---------- Page extract ----------

And then the second part is that the great block scaffolding we just talked about that’s used in the course allows now custom keys to be generated for the block JSON file and the package station file. So the use case that kind of triggered that was that a feature that a developer wanted to use the ACF plugin for the custom fields and use the official scaffolding tool to create a block for it. But they needed to do a lot of manual adjustments for the right keys.
And so that kind of got the developers working on it. And now with the variant flag and the no plugin flag that will come in that already available, and there is a dev note out there talking about that by Ryan Welcher. You now can use also the custom key to actually build ACF blocks with the official scaffolding block. And Ryan Welcher also has a three-part series on how to build custom WordPress block that supports advanced custom fields on YouTube. So that gets us another sidetrack here a little bit, but even if you don’t use advanced custom field plugin in part one, Ryan also walks you through how to retrieve and update post metadata while the block editor using the use entity prop hook and also shows you how to modify it so you can use it in the query loop block. And the field will then also display on archive pages. Yeah, if you want to start with create Block, now is a good time to learn more about it. And even if you don’t use ACF, the first video of this series will definitely be of interest for you.
Anne McCarthy: There’s so much awesome work has been done around upgrading all these tooling to make it easier for people to get started. And Ryan’s does a great job of training these things and making it really accessible. So yeah, also if folks have ideas for what they want to see more, I know Ryan’s always open to suggestions there, too. So yeah, I hope folks dig in, because there’s a lot of good stuff there.
Birgit Pauli-Haack: Big props also to Grzegorz Ziolkowski and also Damon Cook who’s a developer advocate at WP Engine. They both also commenting on it and also pushing this release over the finish line or the PR and figuring out what the architectural approach would be. So yeah, good way for the tooling. Yay.

----------

→ Exercise
Set down the whole transcript about the block scaffolding tool, word for word.

---------- Information shown ----------

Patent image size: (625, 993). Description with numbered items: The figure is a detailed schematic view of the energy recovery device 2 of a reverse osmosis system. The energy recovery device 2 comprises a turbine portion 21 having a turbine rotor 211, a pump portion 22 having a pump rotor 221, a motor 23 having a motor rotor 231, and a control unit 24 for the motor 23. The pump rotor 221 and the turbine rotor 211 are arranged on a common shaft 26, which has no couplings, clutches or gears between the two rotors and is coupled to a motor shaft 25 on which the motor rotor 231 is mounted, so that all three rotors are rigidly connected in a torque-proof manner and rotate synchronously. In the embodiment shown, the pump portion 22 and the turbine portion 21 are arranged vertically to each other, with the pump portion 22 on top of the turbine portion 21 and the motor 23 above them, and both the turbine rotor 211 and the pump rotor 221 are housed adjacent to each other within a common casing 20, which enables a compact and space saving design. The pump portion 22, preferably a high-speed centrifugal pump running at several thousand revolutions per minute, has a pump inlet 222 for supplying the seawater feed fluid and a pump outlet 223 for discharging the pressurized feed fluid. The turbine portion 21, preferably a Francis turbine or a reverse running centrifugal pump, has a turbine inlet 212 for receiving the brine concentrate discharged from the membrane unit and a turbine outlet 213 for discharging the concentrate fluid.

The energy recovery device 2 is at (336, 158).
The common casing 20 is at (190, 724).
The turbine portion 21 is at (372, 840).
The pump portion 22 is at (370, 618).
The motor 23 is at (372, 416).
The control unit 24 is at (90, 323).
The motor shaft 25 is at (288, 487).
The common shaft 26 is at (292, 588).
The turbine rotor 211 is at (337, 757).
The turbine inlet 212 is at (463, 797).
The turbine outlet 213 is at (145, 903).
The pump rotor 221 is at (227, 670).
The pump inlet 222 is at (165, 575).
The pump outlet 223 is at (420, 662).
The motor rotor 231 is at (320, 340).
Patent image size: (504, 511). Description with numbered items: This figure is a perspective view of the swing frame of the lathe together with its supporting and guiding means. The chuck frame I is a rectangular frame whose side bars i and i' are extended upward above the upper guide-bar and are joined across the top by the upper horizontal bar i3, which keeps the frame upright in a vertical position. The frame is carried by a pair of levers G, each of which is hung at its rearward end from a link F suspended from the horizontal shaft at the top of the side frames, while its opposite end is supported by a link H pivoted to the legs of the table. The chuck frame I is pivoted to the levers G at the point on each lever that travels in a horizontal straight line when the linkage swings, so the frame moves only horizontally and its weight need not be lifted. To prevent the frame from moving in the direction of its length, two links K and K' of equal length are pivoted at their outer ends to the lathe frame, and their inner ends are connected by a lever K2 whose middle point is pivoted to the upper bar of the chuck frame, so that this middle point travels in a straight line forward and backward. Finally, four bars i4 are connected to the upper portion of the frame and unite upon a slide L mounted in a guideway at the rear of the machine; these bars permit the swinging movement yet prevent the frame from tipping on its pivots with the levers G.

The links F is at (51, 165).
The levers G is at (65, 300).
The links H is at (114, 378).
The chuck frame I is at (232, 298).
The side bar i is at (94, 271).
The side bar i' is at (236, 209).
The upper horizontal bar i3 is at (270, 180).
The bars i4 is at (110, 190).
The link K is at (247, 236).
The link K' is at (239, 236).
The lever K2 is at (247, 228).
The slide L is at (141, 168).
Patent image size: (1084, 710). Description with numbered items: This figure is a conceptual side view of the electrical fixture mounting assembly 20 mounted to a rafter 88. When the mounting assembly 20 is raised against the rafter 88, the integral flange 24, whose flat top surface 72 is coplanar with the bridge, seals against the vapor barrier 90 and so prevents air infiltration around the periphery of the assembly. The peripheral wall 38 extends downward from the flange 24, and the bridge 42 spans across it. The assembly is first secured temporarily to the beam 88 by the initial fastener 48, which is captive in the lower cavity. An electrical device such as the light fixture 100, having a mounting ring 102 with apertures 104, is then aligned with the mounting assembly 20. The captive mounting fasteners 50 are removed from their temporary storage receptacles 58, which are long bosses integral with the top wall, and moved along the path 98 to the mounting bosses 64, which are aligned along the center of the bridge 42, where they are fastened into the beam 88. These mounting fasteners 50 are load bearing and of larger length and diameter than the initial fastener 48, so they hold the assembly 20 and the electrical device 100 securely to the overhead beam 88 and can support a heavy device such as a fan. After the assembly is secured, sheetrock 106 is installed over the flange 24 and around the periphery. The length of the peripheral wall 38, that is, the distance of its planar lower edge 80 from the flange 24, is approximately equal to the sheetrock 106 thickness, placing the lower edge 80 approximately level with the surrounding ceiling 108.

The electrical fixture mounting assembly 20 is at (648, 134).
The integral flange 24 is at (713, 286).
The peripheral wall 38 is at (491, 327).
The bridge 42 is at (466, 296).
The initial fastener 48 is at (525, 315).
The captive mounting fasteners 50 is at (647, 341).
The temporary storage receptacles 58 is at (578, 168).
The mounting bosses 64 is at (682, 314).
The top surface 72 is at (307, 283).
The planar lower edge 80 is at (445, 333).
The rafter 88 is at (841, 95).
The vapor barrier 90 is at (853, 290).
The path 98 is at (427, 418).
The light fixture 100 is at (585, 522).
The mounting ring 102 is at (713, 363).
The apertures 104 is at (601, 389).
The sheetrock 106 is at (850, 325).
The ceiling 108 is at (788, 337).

----------

→ Exercise output
And then the second part is that the great block scaffolding we just talked about that’s used in the course allows now custom keys to be generated for the block JSON file and the package station file. So the use case that kind of triggered that was that a feature that a developer wanted to use the ACF plugin for the custom fields and use the official scaffolding tool to create a block for it. But they needed to do a lot of manual adjustments for the right keys.
And so that kind of got the developers working on it. And now with the variant flag and the no plugin flag that will come in that already available, and there is a dev note out there talking about that by Ryan Welcher. You now can use also the custom key to actually build ACF blocks with the official scaffolding block. And Ryan Welcher also has a three-part series on how to build custom WordPress block that supports advanced custom fields on YouTube. So that gets us another sidetrack here a little bit, but even if you don’t use advanced custom field plugin in part one, Ryan also walks you through how to retrieve and update post metadata while the block editor using the use entity prop hook and also shows you how to modify it so you can use it in the query loop block. And the field will then also display on archive pages. Yeah, if you want to start with create Block, now is a good time to learn more about it. And even if you don’t use ACF, the first video of this series will definitely be of interest for you.
Anne McCarthy: There’s so much awesome work has been done around upgrading all these tooling to make it easier for people to get started. And Ryan’s does a great job of training these things and making it really accessible. So yeah, also if folks have ideas for what they want to see more, I know Ryan’s always open to suggestions there, too. So yeah, I hope folks dig in, because there’s a lot of good stuff there.
Birgit Pauli-Haack: Big props also to Grzegorz Ziolkowski and also Damon Cook who’s a developer advocate at WP Engine. They both also commenting on it and also pushing this release over the finish line or the PR and figuring out what the architectural approach would be. So yeah, good way for the tooling. Yay.